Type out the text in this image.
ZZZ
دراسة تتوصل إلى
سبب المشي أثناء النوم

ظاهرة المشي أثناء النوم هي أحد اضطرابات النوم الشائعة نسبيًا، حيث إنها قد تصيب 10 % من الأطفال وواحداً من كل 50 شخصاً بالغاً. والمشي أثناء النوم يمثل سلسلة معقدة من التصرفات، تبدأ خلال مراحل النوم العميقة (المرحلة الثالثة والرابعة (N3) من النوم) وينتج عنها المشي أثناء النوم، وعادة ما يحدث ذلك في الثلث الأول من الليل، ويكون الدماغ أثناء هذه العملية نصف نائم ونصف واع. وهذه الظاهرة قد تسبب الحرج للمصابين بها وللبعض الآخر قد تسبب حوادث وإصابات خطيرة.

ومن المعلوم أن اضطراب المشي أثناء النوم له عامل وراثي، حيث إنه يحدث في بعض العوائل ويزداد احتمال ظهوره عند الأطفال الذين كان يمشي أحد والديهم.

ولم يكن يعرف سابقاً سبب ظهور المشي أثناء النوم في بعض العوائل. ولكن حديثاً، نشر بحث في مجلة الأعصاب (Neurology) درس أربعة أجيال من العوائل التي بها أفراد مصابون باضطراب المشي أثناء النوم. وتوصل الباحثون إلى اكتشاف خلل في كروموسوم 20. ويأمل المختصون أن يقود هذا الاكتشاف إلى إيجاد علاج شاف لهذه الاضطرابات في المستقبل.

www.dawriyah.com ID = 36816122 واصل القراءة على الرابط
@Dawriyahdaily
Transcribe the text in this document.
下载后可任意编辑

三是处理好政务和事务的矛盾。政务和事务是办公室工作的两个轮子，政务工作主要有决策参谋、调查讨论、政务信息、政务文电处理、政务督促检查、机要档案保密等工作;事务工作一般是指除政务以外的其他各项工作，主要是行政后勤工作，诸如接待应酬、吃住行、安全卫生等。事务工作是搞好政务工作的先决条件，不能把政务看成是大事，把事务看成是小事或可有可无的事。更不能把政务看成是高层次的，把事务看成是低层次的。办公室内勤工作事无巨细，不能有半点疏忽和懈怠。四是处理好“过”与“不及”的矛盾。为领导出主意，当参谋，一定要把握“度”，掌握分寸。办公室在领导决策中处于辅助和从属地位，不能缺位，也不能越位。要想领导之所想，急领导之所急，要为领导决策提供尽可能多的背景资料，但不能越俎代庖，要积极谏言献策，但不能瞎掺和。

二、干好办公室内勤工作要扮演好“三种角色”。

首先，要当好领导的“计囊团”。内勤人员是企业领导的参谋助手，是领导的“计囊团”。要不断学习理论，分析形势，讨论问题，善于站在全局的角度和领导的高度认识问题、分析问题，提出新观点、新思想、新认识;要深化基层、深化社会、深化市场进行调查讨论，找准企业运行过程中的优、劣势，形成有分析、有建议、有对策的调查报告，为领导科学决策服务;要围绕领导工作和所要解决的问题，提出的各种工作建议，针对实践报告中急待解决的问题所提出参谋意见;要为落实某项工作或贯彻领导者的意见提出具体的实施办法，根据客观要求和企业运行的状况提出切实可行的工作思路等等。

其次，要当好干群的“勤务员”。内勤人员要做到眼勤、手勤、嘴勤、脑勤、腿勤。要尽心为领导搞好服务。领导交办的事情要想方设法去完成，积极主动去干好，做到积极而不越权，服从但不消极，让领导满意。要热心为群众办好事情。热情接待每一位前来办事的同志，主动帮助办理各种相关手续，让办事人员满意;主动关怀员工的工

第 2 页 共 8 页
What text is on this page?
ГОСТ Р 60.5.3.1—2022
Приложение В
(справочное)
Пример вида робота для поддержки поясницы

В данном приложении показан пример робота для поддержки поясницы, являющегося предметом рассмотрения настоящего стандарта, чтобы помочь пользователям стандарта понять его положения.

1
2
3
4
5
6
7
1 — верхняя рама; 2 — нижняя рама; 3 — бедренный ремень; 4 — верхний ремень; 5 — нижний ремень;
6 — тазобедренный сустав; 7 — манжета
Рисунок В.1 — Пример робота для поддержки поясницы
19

===

Task details.
Copy out each record from above, exactly.

Final answer.
Type out the text in this image.
ZZZ
دراسة تتوصل إلى
سبب المشي أثناء النوم

ظاهرة المشي أثناء النوم هي أحد اضطرابات النوم الشائعة نسبيًا، حيث إنها قد تصيب 10 % من الأطفال وواحداً من كل 50 شخصاً بالغاً. والمشي أثناء النوم يمثل سلسلة معقدة من التصرفات، تبدأ خلال مراحل النوم العميقة (المرحلة الثالثة والرابعة (N3) من النوم) وينتج عنها المشي أثناء النوم، وعادة ما يحدث ذلك في الثلث الأول من الليل، ويكون الدماغ أثناء هذه العملية نصف نائم ونصف واع. وهذه الظاهرة قد تسبب الحرج للمصابين بها وللبعض الآخر قد تسبب حوادث وإصابات خطيرة.

ومن المعلوم أن اضطراب المشي أثناء النوم له عامل وراثي، حيث إنه يحدث في بعض العوائل ويزداد احتمال ظهوره عند الأطفال الذين كان يمشي أحد والديهم.

ولم يكن يعرف سابقاً سبب ظهور المشي أثناء النوم في بعض العوائل. ولكن حديثاً، نشر بحث في مجلة الأعصاب (Neurology) درس أربعة أجيال من العوائل التي بها أفراد مصابون باضطراب المشي أثناء النوم. وتوصل الباحثون إلى اكتشاف خلل في كروموسوم 20. ويأمل المختصون أن يقود هذا الاكتشاف إلى إيجاد علاج شاف لهذه الاضطرابات في المستقبل.

www.dawriyah.com ID = 36816122 واصل القراءة على الرابط
@Dawriyahdaily
Transcribe the text in this document.
下载后可任意编辑

三是处理好政务和事务的矛盾。政务和事务是办公室工作的两个轮子，政务工作主要有决策参谋、调查讨论、政务信息、政务文电处理、政务督促检查、机要档案保密等工作;事务工作一般是指除政务以外的其他各项工作，主要是行政后勤工作，诸如接待应酬、吃住行、安全卫生等。事务工作是搞好政务工作的先决条件，不能把政务看成是大事，把事务看成是小事或可有可无的事。更不能把政务看成是高层次的，把事务看成是低层次的。办公室内勤工作事无巨细，不能有半点疏忽和懈怠。四是处理好“过”与“不及”的矛盾。为领导出主意，当参谋，一定要把握“度”，掌握分寸。办公室在领导决策中处于辅助和从属地位，不能缺位，也不能越位。要想领导之所想，急领导之所急，要为领导决策提供尽可能多的背景资料，但不能越俎代庖，要积极谏言献策，但不能瞎掺和。

二、干好办公室内勤工作要扮演好“三种角色”。

首先，要当好领导的“计囊团”。内勤人员是企业领导的参谋助手，是领导的“计囊团”。要不断学习理论，分析形势，讨论问题，善于站在全局的角度和领导的高度认识问题、分析问题，提出新观点、新思想、新认识;要深化基层、深化社会、深化市场进行调查讨论，找准企业运行过程中的优、劣势，形成有分析、有建议、有对策的调查报告，为领导科学决策服务;要围绕领导工作和所要解决的问题，提出的各种工作建议，针对实践报告中急待解决的问题所提出参谋意见;要为落实某项工作或贯彻领导者的意见提出具体的实施办法，根据客观要求和企业运行的状况提出切实可行的工作思路等等。

其次，要当好干群的“勤务员”。内勤人员要做到眼勤、手勤、嘴勤、脑勤、腿勤。要尽心为领导搞好服务。领导交办的事情要想方设法去完成，积极主动去干好，做到积极而不越权，服从但不消极，让领导满意。要热心为群众办好事情。热情接待每一位前来办事的同志，主动帮助办理各种相关手续，让办事人员满意;主动关怀员工的工

第 2 页 共 8 页
What text is on this page?
ГОСТ Р 60.5.3.1—2022
Приложение В
(справочное)
Пример вида робота для поддержки поясницы

В данном приложении показан пример робота для поддержки поясницы, являющегося предметом рассмотрения настоящего стандарта, чтобы помочь пользователям стандарта понять его положения.

1
2
3
4
5
6
7
1 — верхняя рама; 2 — нижняя рама; 3 — бедренный ремень; 4 — верхний ремень; 5 — нижний ремень;
6 — тазобедренный сустав; 7 — манжета
Рисунок В.1 — Пример робота для поддержки поясницы
19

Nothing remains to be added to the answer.